## START PROVIDED RECORDS

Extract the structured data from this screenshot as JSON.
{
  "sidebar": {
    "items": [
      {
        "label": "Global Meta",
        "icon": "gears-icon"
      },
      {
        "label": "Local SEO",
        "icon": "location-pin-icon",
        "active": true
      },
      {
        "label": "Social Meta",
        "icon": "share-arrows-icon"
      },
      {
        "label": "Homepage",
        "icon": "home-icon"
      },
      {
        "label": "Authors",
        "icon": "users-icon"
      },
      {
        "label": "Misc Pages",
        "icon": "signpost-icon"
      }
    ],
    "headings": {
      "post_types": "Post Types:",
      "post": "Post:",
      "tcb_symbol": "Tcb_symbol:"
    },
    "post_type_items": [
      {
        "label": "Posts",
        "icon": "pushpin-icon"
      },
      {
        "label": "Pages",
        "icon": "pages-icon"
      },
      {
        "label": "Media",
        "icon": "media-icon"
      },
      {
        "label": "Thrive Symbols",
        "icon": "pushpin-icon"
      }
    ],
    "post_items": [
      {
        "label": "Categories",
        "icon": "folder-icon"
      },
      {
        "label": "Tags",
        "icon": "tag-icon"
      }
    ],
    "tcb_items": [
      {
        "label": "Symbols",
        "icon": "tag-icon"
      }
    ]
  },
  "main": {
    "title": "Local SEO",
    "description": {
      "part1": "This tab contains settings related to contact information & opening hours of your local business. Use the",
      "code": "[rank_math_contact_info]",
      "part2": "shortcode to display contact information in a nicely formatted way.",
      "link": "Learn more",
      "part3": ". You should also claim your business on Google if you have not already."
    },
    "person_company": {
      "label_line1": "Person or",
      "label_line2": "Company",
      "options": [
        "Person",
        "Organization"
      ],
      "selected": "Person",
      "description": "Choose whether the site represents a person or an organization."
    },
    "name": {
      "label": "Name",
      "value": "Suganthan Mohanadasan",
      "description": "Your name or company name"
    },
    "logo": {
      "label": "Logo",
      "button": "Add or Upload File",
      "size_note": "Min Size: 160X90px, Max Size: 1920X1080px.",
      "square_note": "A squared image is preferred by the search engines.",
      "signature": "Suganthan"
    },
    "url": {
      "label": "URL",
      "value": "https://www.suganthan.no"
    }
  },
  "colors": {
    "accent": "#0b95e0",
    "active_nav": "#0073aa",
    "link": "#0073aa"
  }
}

## END PROVIDED RECORDS
## START PROVIDED RECORDS

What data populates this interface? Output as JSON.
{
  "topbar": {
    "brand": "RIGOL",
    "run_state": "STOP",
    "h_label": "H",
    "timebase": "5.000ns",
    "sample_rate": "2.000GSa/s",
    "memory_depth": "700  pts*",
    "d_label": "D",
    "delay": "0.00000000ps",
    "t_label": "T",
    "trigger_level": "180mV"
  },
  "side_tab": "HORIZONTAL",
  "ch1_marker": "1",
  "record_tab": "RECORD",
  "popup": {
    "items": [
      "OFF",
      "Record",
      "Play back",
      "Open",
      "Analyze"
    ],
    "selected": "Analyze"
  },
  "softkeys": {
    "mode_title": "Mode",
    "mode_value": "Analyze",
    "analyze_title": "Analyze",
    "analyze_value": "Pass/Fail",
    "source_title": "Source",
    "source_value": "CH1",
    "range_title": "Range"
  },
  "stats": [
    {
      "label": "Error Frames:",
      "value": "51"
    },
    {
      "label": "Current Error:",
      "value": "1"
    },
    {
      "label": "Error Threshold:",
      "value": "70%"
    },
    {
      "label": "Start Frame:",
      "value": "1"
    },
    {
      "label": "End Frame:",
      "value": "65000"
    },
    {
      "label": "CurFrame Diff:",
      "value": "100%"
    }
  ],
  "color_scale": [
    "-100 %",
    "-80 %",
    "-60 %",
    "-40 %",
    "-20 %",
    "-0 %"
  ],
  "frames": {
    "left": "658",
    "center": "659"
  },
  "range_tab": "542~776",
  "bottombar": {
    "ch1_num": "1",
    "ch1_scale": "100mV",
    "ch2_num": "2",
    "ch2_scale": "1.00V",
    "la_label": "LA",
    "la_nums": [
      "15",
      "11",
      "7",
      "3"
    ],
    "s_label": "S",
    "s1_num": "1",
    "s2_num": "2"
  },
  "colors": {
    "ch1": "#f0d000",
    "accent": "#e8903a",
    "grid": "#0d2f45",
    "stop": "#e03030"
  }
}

## END PROVIDED RECORDS

From the listing, copy every line where the string "information" appears.

      "part1": "This tab contains settings related to contact information & opening hours of your local business. Use the",
      "part2": "shortcode to display contact information in a nicely formatted way.",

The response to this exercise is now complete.